### Stated task
Go through the records and give each one again exactly.

>> start Given information

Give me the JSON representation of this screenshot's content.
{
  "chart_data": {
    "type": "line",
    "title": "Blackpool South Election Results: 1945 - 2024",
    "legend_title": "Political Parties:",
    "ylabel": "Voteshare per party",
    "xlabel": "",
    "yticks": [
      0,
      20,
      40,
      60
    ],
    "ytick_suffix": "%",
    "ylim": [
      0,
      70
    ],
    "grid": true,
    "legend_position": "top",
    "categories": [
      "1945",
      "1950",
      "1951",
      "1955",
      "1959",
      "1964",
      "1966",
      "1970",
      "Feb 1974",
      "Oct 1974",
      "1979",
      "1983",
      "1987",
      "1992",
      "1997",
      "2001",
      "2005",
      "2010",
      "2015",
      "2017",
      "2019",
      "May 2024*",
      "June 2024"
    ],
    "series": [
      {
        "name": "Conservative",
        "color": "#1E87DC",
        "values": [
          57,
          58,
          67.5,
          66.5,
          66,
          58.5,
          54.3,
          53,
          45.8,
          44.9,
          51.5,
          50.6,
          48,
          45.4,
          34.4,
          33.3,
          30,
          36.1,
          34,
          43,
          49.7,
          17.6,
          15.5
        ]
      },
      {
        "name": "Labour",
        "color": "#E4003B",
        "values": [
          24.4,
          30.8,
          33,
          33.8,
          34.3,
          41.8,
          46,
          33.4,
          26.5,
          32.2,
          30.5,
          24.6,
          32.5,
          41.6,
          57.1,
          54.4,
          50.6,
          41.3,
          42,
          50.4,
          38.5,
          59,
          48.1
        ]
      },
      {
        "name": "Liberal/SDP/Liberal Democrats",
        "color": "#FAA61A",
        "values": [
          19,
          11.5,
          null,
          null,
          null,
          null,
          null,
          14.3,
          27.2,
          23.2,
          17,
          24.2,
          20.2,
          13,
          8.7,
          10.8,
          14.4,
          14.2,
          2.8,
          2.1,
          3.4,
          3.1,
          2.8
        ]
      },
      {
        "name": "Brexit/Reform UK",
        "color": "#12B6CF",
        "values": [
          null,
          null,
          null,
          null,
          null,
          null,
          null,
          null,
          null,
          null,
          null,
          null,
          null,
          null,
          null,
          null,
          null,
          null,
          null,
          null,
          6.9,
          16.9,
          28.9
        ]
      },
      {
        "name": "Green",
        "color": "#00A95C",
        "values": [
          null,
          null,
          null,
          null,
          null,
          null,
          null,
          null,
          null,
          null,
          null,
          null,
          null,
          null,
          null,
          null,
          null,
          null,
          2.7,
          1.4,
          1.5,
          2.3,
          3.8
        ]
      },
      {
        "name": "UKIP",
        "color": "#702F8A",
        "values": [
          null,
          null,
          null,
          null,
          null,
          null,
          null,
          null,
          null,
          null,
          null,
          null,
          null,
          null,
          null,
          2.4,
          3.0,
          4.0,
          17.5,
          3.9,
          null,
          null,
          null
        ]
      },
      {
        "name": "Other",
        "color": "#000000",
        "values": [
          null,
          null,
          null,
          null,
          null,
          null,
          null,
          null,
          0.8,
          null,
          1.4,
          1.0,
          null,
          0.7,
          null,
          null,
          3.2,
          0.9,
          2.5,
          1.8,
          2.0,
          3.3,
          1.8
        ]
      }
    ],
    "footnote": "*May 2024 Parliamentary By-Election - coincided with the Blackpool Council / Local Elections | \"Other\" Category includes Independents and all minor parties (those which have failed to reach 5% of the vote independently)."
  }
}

>> end Given information

### Exercise response
Give me the JSON representation of this screenshot's content.
{
  "chart_data": {
    "type": "line",
    "title": "Blackpool South Election Results: 1945 - 2024",
    "legend_title": "Political Parties:",
    "ylabel": "Voteshare per party",
    "xlabel": "",
    "yticks": [
      0,
      20,
      40,
      60
    ],
    "ytick_suffix": "%",
    "ylim": [
      0,
      70
    ],
    "grid": true,
    "legend_position": "top",
    "categories": [
      "1945",
      "1950",
      "1951",
      "1955",
      "1959",
      "1964",
      "1966",
      "1970",
      "Feb 1974",
      "Oct 1974",
      "1979",
      "1983",
      "1987",
      "1992",
      "1997",
      "2001",
      "2005",
      "2010",
      "2015",
      "2017",
      "2019",
      "May 2024*",
      "June 2024"
    ],
    "series": [
      {
        "name": "Conservative",
        "color": "#1E87DC",
        "values": [
          57,
          58,
          67.5,
          66.5,
          66,
          58.5,
          54.3,
          53,
          45.8,
          44.9,
          51.5,
          50.6,
          48,
          45.4,
          34.4,
          33.3,
          30,
          36.1,
          34,
          43,
          49.7,
          17.6,
          15.5
        ]
      },
      {
        "name": "Labour",
        "color": "#E4003B",
        "values": [
          24.4,
          30.8,
          33,
          33.8,
          34.3,
          41.8,
          46,
          33.4,
          26.5,
          32.2,
          30.5,
          24.6,
          32.5,
          41.6,
          57.1,
          54.4,
          50.6,
          41.3,
          42,
          50.4,
          38.5,
          59,
          48.1
        ]
      },
      {
        "name": "Liberal/SDP/Liberal Democrats",
        "color": "#FAA61A",
        "values": [
          19,
          11.5,
          null,
          null,
          null,
          null,
          null,
          14.3,
          27.2,
          23.2,
          17,
          24.2,
          20.2,
          13,
          8.7,
          10.8,
          14.4,
          14.2,
          2.8,
          2.1,
          3.4,
          3.1,
          2.8
        ]
      },
      {
        "name": "Brexit/Reform UK",
        "color": "#12B6CF",
        "values": [
          null,
          null,
          null,
          null,
          null,
          null,
          null,
          null,
          null,
          null,
          null,
          null,
          null,
          null,
          null,
          null,
          null,
          null,
          null,
          null,
          6.9,
          16.9,
          28.9
        ]
      },
      {
        "name": "Green",
        "color": "#00A95C",
        "values": [
          null,
          null,
          null,
          null,
          null,
          null,
          null,
          null,
          null,
          null,
          null,
          null,
          null,
          null,
          null,
          null,
          null,
          null,
          2.7,
          1.4,
          1.5,
          2.3,
          3.8
        ]
      },
      {
        "name": "UKIP",
        "color": "#702F8A",
        "values": [
          null,
          null,
          null,
          null,
          null,
          null,
          null,
          null,
          null,
          null,
          null,
          null,
          null,
          null,
          null,
          2.4,
          3.0,
          4.0,
          17.5,
          3.9,
          null,
          null,
          null
        ]
      },
      {
        "name": "Other",
        "color": "#000000",
        "values": [
          null,
          null,
          null,
          null,
          null,
          null,
          null,
          null,
          0.8,
          null,
          1.4,
          1.0,
          null,
          0.7,
          null,
          null,
          3.2,
          0.9,
          2.5,
          1.8,
          2.0,
          3.3,
          1.8
        ]
      }
    ],
    "footnote": "*May 2024 Parliamentary By-Election - coincided with the Blackpool Council / Local Elections | \"Other\" Category includes Independents and all minor parties (those which have failed to reach 5% of the vote independently)."
  }
}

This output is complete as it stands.